EXERCISE REQUIREMENTS :: In the copy, include every entry exactly but none of the images.
--- START PROVIDED RECORDS ---
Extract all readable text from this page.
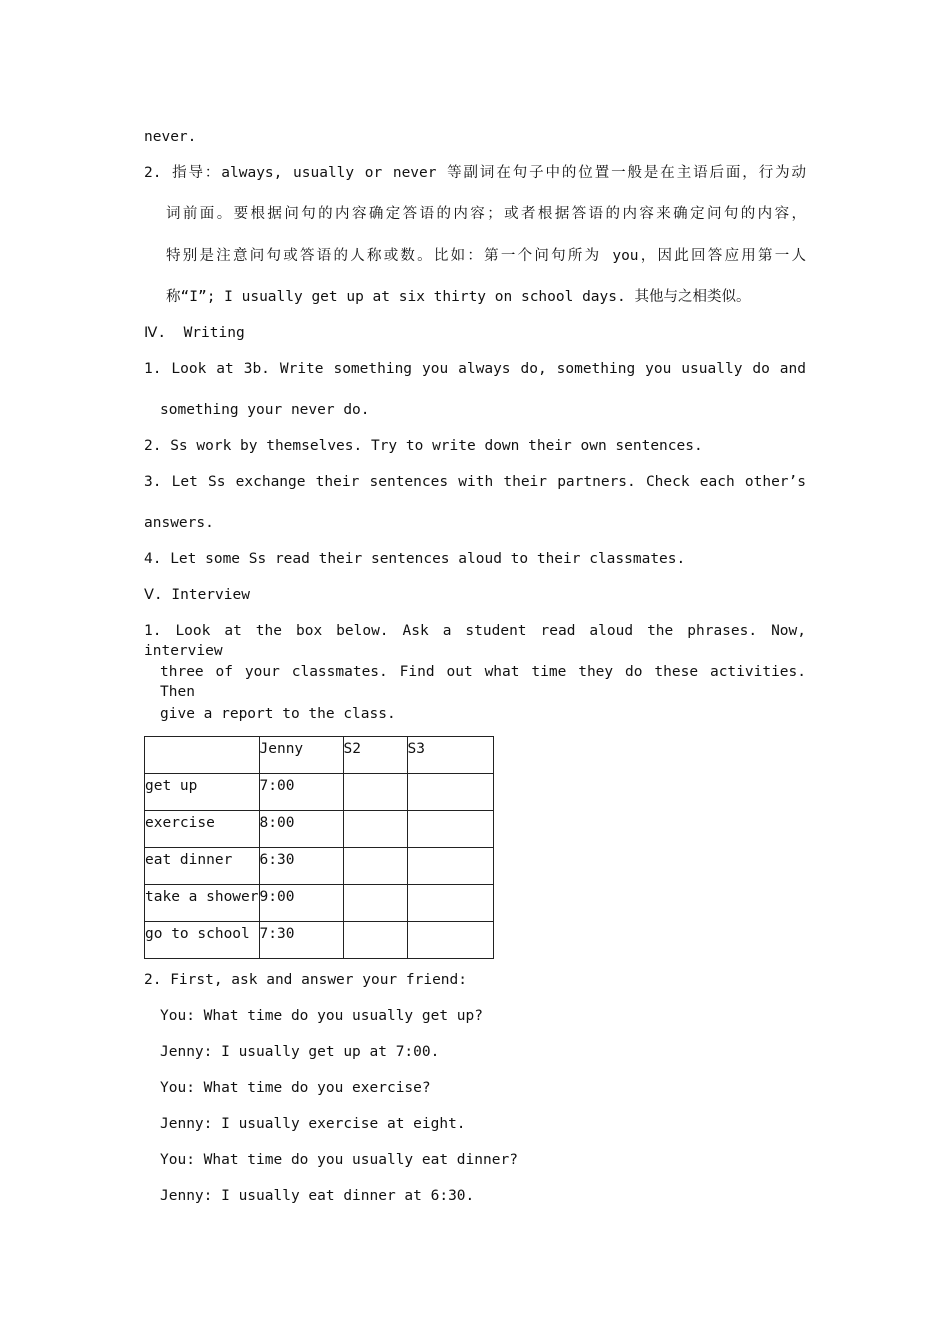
never.
2. 指导：always, usually or never 等副词在句子中的位置一般是在主语后面，行为动
词前面。要根据问句的内容确定答语的内容；或者根据答语的内容来确定问句的内容，
特别是注意问句或答语的人称或数。比如：第一个问句所为 you，因此回答应用第一人
称“I”; I usually get up at six thirty on school days. 其他与之相类似。
Ⅳ.  Writing
1. Look at 3b. Write something you always do, something you usually do and
something your never do.
2. Ss work by themselves. Try to write down their own sentences.
3. Let Ss exchange their sentences with their partners. Check each other’s
answers.
4. Let some Ss read their sentences aloud to their classmates.
Ⅴ. Interview
1. Look at the box below. Ask a student read aloud the phrases. Now, interview
three of your classmates. Find out what time they do these activities. Then
give a report to the class.
	Jenny	S2	S3
get up	7:00		
exercise	8:00		
eat dinner	6:30		
take a shower	9:00		
go to school	7:30		
2. First, ask and answer your friend:
You: What time do you usually get up?
Jenny: I usually get up at 7:00.
You: What time do you exercise?
Jenny: I usually exercise at eight.
You: What time do you usually eat dinner?
Jenny: I usually eat dinner at 6:30.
--- END PROVIDED RECORDS ---
COMPLETE RESPONSE ::
Extract all readable text from this page.
never.
2. 指导：always, usually or never 等副词在句子中的位置一般是在主语后面，行为动
词前面。要根据问句的内容确定答语的内容；或者根据答语的内容来确定问句的内容，
特别是注意问句或答语的人称或数。比如：第一个问句所为 you，因此回答应用第一人
称“I”; I usually get up at six thirty on school days. 其他与之相类似。
Ⅳ.  Writing
1. Look at 3b. Write something you always do, something you usually do and
something your never do.
2. Ss work by themselves. Try to write down their own sentences.
3. Let Ss exchange their sentences with their partners. Check each other’s
answers.
4. Let some Ss read their sentences aloud to their classmates.
Ⅴ. Interview
1. Look at the box below. Ask a student read aloud the phrases. Now, interview
three of your classmates. Find out what time they do these activities. Then
give a report to the class.
	Jenny	S2	S3
get up	7:00		
exercise	8:00		
eat dinner	6:30		
take a shower	9:00		
go to school	7:30		
2. First, ask and answer your friend:
You: What time do you usually get up?
Jenny: I usually get up at 7:00.
You: What time do you exercise?
Jenny: I usually exercise at eight.
You: What time do you usually eat dinner?
Jenny: I usually eat dinner at 6:30.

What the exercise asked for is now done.